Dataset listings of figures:
########

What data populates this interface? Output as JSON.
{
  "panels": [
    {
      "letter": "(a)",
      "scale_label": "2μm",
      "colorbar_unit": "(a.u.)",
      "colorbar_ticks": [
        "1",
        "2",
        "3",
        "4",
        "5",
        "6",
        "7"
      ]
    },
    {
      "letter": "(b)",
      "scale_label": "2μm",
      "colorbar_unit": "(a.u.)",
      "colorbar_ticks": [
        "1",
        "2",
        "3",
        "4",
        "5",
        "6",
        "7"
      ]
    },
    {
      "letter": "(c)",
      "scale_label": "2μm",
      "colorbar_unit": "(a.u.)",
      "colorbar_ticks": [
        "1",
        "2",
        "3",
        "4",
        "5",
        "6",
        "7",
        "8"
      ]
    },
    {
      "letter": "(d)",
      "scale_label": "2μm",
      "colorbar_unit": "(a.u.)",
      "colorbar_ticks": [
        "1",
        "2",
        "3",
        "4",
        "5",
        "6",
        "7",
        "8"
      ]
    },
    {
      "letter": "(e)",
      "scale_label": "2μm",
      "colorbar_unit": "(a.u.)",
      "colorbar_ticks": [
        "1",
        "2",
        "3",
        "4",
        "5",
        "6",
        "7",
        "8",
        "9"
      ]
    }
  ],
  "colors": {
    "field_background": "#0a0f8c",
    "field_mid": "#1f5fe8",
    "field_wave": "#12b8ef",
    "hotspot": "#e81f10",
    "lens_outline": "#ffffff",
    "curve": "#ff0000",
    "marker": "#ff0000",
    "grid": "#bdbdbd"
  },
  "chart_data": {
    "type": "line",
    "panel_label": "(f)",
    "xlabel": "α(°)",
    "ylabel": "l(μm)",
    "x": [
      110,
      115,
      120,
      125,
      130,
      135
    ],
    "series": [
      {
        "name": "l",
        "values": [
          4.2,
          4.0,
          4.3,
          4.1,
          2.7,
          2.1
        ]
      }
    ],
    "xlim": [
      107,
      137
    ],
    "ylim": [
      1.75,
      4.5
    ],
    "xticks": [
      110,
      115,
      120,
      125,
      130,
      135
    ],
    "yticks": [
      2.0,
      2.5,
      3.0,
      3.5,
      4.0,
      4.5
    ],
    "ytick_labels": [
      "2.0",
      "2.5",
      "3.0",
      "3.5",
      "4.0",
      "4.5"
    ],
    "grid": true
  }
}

########

### Do this
On how many lines does the word "letter" appear? Answer with only the number.

### Complete response
5